## [PROBLEM TO WORK ON]
Output each line of the material exactly as it stands.

## [SOURCE MATERIAL]
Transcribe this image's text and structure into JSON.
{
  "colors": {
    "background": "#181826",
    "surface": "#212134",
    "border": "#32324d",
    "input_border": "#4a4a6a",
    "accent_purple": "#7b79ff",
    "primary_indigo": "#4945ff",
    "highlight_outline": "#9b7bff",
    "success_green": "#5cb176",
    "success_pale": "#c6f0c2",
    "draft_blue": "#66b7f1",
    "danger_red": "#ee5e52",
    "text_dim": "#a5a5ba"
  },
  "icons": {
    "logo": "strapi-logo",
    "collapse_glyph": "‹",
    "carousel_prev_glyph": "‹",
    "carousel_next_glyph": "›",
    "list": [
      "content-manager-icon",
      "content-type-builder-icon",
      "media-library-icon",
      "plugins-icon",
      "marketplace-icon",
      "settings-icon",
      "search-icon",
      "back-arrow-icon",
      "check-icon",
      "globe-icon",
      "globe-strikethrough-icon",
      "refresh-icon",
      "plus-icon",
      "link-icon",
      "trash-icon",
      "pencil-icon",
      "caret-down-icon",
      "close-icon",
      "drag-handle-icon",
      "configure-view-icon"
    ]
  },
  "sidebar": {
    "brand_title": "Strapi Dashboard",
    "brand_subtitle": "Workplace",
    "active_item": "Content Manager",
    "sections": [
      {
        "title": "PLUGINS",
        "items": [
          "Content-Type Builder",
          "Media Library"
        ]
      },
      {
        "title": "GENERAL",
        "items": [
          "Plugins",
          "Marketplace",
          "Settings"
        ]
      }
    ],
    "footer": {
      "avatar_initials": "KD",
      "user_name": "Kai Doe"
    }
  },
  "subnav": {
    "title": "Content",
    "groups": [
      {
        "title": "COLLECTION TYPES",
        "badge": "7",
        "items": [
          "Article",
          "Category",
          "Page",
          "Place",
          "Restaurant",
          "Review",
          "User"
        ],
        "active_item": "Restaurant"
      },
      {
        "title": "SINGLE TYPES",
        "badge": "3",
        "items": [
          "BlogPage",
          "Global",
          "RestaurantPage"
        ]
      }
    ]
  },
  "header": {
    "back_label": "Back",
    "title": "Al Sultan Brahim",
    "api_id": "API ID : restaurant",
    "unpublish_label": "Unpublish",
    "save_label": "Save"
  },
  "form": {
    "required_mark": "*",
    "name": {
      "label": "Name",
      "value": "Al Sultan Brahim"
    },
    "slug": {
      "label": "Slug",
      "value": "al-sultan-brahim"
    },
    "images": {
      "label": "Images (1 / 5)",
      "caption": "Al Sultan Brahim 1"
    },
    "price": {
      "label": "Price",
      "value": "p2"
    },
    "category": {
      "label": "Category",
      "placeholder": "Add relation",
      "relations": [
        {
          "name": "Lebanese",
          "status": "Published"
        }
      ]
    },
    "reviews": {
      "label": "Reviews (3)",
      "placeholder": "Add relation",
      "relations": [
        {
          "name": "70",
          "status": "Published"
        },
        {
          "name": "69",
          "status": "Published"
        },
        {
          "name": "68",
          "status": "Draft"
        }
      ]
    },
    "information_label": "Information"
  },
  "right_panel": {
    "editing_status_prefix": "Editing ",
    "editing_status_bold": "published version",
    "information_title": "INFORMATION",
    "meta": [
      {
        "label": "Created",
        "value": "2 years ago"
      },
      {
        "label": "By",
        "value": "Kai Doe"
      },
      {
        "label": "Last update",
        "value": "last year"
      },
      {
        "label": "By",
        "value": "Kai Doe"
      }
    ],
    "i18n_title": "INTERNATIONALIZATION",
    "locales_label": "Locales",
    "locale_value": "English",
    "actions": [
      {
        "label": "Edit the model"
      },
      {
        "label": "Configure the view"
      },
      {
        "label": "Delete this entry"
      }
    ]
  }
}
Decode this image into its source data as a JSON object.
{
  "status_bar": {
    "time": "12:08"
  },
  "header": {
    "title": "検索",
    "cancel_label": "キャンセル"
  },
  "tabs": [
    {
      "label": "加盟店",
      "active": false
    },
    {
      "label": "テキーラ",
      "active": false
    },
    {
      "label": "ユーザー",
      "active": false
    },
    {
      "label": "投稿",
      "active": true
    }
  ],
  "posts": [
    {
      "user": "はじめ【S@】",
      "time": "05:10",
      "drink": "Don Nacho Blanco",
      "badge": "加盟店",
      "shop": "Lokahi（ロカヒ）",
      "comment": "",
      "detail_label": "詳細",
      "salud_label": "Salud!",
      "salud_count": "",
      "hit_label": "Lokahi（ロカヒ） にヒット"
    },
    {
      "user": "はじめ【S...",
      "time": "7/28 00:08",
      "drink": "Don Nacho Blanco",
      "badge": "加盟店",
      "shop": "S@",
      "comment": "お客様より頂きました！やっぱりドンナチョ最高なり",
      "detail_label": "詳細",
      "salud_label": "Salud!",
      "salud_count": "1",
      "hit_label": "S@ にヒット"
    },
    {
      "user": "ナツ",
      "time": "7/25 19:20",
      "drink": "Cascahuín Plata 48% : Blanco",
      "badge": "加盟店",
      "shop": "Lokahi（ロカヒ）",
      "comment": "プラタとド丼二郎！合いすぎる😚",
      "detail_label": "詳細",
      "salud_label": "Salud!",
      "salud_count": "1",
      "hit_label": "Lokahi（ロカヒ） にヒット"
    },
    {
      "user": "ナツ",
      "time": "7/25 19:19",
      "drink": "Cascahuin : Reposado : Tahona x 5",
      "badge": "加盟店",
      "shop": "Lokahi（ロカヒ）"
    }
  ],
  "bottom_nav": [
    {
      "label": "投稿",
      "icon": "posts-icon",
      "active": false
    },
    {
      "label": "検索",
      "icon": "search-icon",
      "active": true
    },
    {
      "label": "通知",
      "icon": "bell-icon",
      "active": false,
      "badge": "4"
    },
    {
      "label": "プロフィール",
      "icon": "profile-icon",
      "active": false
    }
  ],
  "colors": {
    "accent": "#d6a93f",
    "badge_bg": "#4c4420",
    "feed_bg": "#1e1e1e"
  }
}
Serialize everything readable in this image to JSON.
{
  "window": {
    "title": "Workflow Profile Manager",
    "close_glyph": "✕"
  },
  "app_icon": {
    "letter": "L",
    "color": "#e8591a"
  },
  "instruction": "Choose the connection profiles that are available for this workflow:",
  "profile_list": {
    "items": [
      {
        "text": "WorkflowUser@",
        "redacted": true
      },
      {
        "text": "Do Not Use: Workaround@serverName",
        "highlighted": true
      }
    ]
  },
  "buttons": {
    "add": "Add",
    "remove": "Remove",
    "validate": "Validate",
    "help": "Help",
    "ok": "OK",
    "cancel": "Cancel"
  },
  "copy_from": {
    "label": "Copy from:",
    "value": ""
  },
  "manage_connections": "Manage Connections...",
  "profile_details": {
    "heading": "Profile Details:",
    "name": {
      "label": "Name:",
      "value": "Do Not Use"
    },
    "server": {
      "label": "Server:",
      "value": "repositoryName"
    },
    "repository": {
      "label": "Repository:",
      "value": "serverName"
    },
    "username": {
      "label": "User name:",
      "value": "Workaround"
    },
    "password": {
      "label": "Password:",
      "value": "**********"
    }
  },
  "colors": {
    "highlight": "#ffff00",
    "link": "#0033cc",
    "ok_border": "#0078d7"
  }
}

## [TASK RESPONSE]
Transcribe this image's text and structure into JSON.
{
  "colors": {
    "background": "#181826",
    "surface": "#212134",
    "border": "#32324d",
    "input_border": "#4a4a6a",
    "accent_purple": "#7b79ff",
    "primary_indigo": "#4945ff",
    "highlight_outline": "#9b7bff",
    "success_green": "#5cb176",
    "success_pale": "#c6f0c2",
    "draft_blue": "#66b7f1",
    "danger_red": "#ee5e52",
    "text_dim": "#a5a5ba"
  },
  "icons": {
    "logo": "strapi-logo",
    "collapse_glyph": "‹",
    "carousel_prev_glyph": "‹",
    "carousel_next_glyph": "›",
    "list": [
      "content-manager-icon",
      "content-type-builder-icon",
      "media-library-icon",
      "plugins-icon",
      "marketplace-icon",
      "settings-icon",
      "search-icon",
      "back-arrow-icon",
      "check-icon",
      "globe-icon",
      "globe-strikethrough-icon",
      "refresh-icon",
      "plus-icon",
      "link-icon",
      "trash-icon",
      "pencil-icon",
      "caret-down-icon",
      "close-icon",
      "drag-handle-icon",
      "configure-view-icon"
    ]
  },
  "sidebar": {
    "brand_title": "Strapi Dashboard",
    "brand_subtitle": "Workplace",
    "active_item": "Content Manager",
    "sections": [
      {
        "title": "PLUGINS",
        "items": [
          "Content-Type Builder",
          "Media Library"
        ]
      },
      {
        "title": "GENERAL",
        "items": [
          "Plugins",
          "Marketplace",
          "Settings"
        ]
      }
    ],
    "footer": {
      "avatar_initials": "KD",
      "user_name": "Kai Doe"
    }
  },
  "subnav": {
    "title": "Content",
    "groups": [
      {
        "title": "COLLECTION TYPES",
        "badge": "7",
        "items": [
          "Article",
          "Category",
          "Page",
          "Place",
          "Restaurant",
          "Review",
          "User"
        ],
        "active_item": "Restaurant"
      },
      {
        "title": "SINGLE TYPES",
        "badge": "3",
        "items": [
          "BlogPage",
          "Global",
          "RestaurantPage"
        ]
      }
    ]
  },
  "header": {
    "back_label": "Back",
    "title": "Al Sultan Brahim",
    "api_id": "API ID : restaurant",
    "unpublish_label": "Unpublish",
    "save_label": "Save"
  },
  "form": {
    "required_mark": "*",
    "name": {
      "label": "Name",
      "value": "Al Sultan Brahim"
    },
    "slug": {
      "label": "Slug",
      "value": "al-sultan-brahim"
    },
    "images": {
      "label": "Images (1 / 5)",
      "caption": "Al Sultan Brahim 1"
    },
    "price": {
      "label": "Price",
      "value": "p2"
    },
    "category": {
      "label": "Category",
      "placeholder": "Add relation",
      "relations": [
        {
          "name": "Lebanese",
          "status": "Published"
        }
      ]
    },
    "reviews": {
      "label": "Reviews (3)",
      "placeholder": "Add relation",
      "relations": [
        {
          "name": "70",
          "status": "Published"
        },
        {
          "name": "69",
          "status": "Published"
        },
        {
          "name": "68",
          "status": "Draft"
        }
      ]
    },
    "information_label": "Information"
  },
  "right_panel": {
    "editing_status_prefix": "Editing ",
    "editing_status_bold": "published version",
    "information_title": "INFORMATION",
    "meta": [
      {
        "label": "Created",
        "value": "2 years ago"
      },
      {
        "label": "By",
        "value": "Kai Doe"
      },
      {
        "label": "Last update",
        "value": "last year"
      },
      {
        "label": "By",
        "value": "Kai Doe"
      }
    ],
    "i18n_title": "INTERNATIONALIZATION",
    "locales_label": "Locales",
    "locale_value": "English",
    "actions": [
      {
        "label": "Edit the model"
      },
      {
        "label": "Configure the view"
      },
      {
        "label": "Delete this entry"
      }
    ]
  }
}
Decode this image into its source data as a JSON object.
{
  "status_bar": {
    "time": "12:08"
  },
  "header": {
    "title": "検索",
    "cancel_label": "キャンセル"
  },
  "tabs": [
    {
      "label": "加盟店",
      "active": false
    },
    {
      "label": "テキーラ",
      "active": false
    },
    {
      "label": "ユーザー",
      "active": false
    },
    {
      "label": "投稿",
      "active": true
    }
  ],
  "posts": [
    {
      "user": "はじめ【S@】",
      "time": "05:10",
      "drink": "Don Nacho Blanco",
      "badge": "加盟店",
      "shop": "Lokahi（ロカヒ）",
      "comment": "",
      "detail_label": "詳細",
      "salud_label": "Salud!",
      "salud_count": "",
      "hit_label": "Lokahi（ロカヒ） にヒット"
    },
    {
      "user": "はじめ【S...",
      "time": "7/28 00:08",
      "drink": "Don Nacho Blanco",
      "badge": "加盟店",
      "shop": "S@",
      "comment": "お客様より頂きました！やっぱりドンナチョ最高なり",
      "detail_label": "詳細",
      "salud_label": "Salud!",
      "salud_count": "1",
      "hit_label": "S@ にヒット"
    },
    {
      "user": "ナツ",
      "time": "7/25 19:20",
      "drink": "Cascahuín Plata 48% : Blanco",
      "badge": "加盟店",
      "shop": "Lokahi（ロカヒ）",
      "comment": "プラタとド丼二郎！合いすぎる😚",
      "detail_label": "詳細",
      "salud_label": "Salud!",
      "salud_count": "1",
      "hit_label": "Lokahi（ロカヒ） にヒット"
    },
    {
      "user": "ナツ",
      "time": "7/25 19:19",
      "drink": "Cascahuin : Reposado : Tahona x 5",
      "badge": "加盟店",
      "shop": "Lokahi（ロカヒ）"
    }
  ],
  "bottom_nav": [
    {
      "label": "投稿",
      "icon": "posts-icon",
      "active": false
    },
    {
      "label": "検索",
      "icon": "search-icon",
      "active": true
    },
    {
      "label": "通知",
      "icon": "bell-icon",
      "active": false,
      "badge": "4"
    },
    {
      "label": "プロフィール",
      "icon": "profile-icon",
      "active": false
    }
  ],
  "colors": {
    "accent": "#d6a93f",
    "badge_bg": "#4c4420",
    "feed_bg": "#1e1e1e"
  }
}
Serialize everything readable in this image to JSON.
{
  "window": {
    "title": "Workflow Profile Manager",
    "close_glyph": "✕"
  },
  "app_icon": {
    "letter": "L",
    "color": "#e8591a"
  },
  "instruction": "Choose the connection profiles that are available for this workflow:",
  "profile_list": {
    "items": [
      {
        "text": "WorkflowUser@",
        "redacted": true
      },
      {
        "text": "Do Not Use: Workaround@serverName",
        "highlighted": true
      }
    ]
  },
  "buttons": {
    "add": "Add",
    "remove": "Remove",
    "validate": "Validate",
    "help": "Help",
    "ok": "OK",
    "cancel": "Cancel"
  },
  "copy_from": {
    "label": "Copy from:",
    "value": ""
  },
  "manage_connections": "Manage Connections...",
  "profile_details": {
    "heading": "Profile Details:",
    "name": {
      "label": "Name:",
      "value": "Do Not Use"
    },
    "server": {
      "label": "Server:",
      "value": "repositoryName"
    },
    "repository": {
      "label": "Repository:",
      "value": "serverName"
    },
    "username": {
      "label": "User name:",
      "value": "Workaround"
    },
    "password": {
      "label": "Password:",
      "value": "**********"
    }
  },
  "colors": {
    "highlight": "#ffff00",
    "link": "#0033cc",
    "ok_border": "#0078d7"
  }
}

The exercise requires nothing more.